EXERCISE -> Render this sentence from the text about the W.H. Fitch print below into Spanish: "He was much sought after and remained active as a botanical artist until 1888."

W.H. Fitch

Aeschinanthus Pulcher

Lithograph, 19th Century.
From Curtis Botanical Magazine by W.H. Fitch.
Image: 6 1/4 x 10
Paper: 6 1/4 x 10
Excellent condition.

Inventory Number: 10432
Red botanical print.

Fitch’s important works are his illustrations for William Hooker’s A Century of Orchidaceous Plants (1849), and for James Bateman’s A Monograph of Odontoglossum (1864–74). He also created around 500 plates for Hooker’s Icones Plantarum (1836–76) and four lithographic plates for the monograph Victoria Regia. The latter work received critical acclaim in the Athenaeum, “they are accurate, and they are beautiful”.

Other works were for George Bentham’s Handbook of the British Flora (1858, later editions edited by Joseph Dalton Hooker). When J. D, Hooker returned from his travels in India, Fitch prepared lithographs from Hooker’s sketches for his Rhododendrons of Sikkim Himalaya (1849–51) and, from the drawings of Indian artists, for his Illustrations of Himalayan Plants (1855). He also produced the illustrations presented in the younger Hooker’s The Botany of the Antarctic Voyage, consisting of three volumes covering the flora of the Antarctic, New Zealand, and Tasmania collected on the Ross expedition of 1839 to 1843.

A dispute over pay with J. D. Hooker ended Fitch’s service to the Botanical Magazine in 1877. He was much sought after and remained active as a botanical artist until 1888. Works during this period included Henry John Elwes’s Monograph of the Genus Lilium (1877–80). His renown as a botanical illustrator was such that his obituary in Nature stated “… his reputation was so high and so world-wide that it is unnecessary to say much on this point.”

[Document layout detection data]
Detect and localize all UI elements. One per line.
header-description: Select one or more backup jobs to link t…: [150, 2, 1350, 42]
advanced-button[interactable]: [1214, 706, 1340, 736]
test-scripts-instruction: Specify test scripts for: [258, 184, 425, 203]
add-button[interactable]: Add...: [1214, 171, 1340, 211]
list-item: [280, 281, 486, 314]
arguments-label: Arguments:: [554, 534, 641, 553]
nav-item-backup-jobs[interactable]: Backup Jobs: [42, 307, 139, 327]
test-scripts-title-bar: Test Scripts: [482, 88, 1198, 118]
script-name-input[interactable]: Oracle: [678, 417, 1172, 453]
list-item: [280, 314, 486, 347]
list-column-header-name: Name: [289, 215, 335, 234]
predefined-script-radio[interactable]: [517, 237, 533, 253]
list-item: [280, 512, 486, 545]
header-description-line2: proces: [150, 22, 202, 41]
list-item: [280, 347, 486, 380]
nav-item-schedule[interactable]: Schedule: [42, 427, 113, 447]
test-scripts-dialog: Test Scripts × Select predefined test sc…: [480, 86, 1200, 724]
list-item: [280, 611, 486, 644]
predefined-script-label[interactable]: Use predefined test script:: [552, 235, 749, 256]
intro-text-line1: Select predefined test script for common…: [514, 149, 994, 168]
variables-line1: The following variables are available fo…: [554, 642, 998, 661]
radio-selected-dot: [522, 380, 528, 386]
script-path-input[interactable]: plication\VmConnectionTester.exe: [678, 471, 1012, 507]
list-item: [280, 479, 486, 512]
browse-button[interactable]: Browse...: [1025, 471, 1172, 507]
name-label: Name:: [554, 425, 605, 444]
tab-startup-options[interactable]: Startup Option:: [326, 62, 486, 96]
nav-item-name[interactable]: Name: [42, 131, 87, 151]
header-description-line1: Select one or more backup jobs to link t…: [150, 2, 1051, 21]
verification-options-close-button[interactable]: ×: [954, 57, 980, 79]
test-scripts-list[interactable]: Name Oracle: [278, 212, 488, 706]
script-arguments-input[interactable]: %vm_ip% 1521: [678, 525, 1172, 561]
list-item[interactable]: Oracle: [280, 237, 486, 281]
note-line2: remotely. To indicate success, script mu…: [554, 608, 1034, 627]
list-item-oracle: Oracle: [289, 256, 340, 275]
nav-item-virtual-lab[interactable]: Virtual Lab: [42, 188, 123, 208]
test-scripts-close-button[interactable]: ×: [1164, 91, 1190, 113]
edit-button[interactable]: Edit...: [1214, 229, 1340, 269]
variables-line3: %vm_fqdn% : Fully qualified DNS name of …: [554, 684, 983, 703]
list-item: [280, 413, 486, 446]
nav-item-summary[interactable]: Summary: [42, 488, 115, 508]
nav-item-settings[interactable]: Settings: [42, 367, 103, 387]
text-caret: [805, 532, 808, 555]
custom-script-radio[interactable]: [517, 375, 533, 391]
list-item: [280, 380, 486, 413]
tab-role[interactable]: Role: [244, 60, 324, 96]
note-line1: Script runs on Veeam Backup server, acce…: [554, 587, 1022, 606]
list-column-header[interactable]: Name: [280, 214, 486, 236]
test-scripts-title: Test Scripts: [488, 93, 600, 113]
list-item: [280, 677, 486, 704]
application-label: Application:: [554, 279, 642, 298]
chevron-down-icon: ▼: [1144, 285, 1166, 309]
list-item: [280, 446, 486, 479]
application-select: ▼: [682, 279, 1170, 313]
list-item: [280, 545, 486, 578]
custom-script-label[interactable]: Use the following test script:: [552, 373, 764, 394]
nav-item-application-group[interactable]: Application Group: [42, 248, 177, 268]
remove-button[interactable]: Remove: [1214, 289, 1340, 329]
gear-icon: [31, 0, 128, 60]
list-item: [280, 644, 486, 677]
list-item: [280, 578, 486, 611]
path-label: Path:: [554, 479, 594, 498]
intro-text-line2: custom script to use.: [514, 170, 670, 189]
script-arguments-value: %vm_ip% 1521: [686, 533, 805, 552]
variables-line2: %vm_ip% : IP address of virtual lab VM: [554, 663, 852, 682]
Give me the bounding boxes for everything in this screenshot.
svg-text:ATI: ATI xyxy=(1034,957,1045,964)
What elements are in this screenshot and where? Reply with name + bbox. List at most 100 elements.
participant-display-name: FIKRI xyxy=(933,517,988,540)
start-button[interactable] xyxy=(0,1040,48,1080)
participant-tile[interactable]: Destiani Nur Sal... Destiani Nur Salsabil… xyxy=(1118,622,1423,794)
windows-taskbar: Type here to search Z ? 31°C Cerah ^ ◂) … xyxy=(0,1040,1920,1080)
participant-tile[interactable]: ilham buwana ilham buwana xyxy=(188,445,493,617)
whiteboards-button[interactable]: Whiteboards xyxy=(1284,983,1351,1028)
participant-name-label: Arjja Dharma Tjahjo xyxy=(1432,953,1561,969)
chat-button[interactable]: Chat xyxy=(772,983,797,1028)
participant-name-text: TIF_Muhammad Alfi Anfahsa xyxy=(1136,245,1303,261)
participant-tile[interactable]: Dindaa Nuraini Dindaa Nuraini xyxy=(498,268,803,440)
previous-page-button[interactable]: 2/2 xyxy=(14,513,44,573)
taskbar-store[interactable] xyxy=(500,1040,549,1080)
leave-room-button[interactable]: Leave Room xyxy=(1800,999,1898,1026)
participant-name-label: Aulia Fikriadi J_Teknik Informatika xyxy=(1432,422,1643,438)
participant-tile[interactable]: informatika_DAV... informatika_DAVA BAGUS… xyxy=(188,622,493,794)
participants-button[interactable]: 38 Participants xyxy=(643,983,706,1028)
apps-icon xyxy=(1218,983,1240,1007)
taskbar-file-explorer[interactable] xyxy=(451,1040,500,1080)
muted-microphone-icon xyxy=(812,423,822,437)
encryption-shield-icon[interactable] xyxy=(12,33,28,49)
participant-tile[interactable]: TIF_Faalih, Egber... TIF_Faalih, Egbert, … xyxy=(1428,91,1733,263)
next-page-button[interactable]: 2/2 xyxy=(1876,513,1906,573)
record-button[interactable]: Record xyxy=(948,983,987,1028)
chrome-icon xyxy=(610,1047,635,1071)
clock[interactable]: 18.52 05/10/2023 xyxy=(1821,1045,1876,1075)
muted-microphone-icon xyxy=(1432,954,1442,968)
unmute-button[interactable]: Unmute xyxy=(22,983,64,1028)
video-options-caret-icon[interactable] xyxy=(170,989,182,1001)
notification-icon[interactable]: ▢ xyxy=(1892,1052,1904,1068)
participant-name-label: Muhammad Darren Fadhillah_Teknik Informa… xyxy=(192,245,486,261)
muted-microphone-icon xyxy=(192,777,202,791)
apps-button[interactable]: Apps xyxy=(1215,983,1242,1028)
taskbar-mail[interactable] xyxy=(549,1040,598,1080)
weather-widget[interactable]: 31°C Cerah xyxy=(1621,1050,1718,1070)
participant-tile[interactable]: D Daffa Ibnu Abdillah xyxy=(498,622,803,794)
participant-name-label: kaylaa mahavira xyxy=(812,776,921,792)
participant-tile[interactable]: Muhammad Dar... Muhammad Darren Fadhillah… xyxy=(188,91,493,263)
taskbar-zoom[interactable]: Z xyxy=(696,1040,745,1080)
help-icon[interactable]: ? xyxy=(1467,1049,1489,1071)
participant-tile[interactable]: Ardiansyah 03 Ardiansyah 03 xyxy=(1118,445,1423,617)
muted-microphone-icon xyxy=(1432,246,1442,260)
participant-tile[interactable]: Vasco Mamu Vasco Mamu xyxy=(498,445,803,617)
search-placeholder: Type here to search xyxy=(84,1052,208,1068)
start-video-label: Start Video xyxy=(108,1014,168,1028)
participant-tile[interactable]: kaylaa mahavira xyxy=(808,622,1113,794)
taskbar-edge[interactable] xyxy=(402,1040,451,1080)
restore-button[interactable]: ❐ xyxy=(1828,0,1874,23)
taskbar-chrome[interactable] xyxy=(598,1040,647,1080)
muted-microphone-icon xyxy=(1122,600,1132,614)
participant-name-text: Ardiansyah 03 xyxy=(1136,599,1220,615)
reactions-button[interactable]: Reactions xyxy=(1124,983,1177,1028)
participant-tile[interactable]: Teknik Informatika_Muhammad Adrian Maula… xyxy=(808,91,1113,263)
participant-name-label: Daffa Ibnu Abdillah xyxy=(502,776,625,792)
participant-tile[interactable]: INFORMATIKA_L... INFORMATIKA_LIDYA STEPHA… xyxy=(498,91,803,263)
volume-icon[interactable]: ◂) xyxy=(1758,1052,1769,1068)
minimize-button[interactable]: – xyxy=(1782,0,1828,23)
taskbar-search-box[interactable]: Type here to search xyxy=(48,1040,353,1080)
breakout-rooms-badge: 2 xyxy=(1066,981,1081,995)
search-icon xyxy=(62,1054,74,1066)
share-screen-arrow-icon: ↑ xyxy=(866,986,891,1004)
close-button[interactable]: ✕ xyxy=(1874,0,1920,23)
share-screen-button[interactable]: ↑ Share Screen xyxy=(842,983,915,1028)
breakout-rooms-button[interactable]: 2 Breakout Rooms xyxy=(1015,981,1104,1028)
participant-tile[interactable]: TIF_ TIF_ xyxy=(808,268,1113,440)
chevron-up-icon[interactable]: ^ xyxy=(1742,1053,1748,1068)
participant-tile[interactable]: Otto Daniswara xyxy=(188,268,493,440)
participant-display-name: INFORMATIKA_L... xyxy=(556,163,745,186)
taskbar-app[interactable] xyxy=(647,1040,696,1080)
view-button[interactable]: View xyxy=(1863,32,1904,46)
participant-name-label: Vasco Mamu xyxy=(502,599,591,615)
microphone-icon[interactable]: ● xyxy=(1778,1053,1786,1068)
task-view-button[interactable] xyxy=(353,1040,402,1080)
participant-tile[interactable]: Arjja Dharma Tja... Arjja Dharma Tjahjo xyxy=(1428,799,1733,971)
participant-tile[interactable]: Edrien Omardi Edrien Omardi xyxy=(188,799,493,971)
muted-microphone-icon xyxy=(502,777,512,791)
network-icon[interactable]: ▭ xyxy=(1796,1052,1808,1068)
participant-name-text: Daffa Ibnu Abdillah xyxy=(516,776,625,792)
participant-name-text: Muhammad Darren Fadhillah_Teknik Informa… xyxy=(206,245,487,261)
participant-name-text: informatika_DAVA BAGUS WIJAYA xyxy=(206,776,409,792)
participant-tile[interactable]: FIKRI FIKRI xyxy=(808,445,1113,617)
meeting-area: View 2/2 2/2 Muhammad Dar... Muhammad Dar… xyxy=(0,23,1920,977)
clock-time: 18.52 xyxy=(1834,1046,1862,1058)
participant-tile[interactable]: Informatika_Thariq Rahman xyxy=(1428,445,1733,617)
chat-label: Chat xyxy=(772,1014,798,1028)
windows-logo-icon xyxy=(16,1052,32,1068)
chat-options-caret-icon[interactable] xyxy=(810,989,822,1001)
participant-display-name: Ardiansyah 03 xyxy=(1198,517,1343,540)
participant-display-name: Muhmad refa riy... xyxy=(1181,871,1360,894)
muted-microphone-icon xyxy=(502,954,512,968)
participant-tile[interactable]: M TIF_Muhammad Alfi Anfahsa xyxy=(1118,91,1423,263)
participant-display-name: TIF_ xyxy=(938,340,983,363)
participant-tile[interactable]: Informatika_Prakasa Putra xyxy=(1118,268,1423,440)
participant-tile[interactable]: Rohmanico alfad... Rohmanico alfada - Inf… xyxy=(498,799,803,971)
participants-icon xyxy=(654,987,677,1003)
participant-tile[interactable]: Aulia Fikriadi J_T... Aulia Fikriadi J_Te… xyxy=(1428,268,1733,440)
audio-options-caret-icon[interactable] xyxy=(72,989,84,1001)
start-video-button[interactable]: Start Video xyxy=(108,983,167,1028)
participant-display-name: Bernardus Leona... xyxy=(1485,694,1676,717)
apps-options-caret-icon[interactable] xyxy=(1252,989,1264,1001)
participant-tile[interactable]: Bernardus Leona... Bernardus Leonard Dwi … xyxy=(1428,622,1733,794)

RESPONSE -> Era muy solicitado y siguió activo como artista botánico hasta 1888.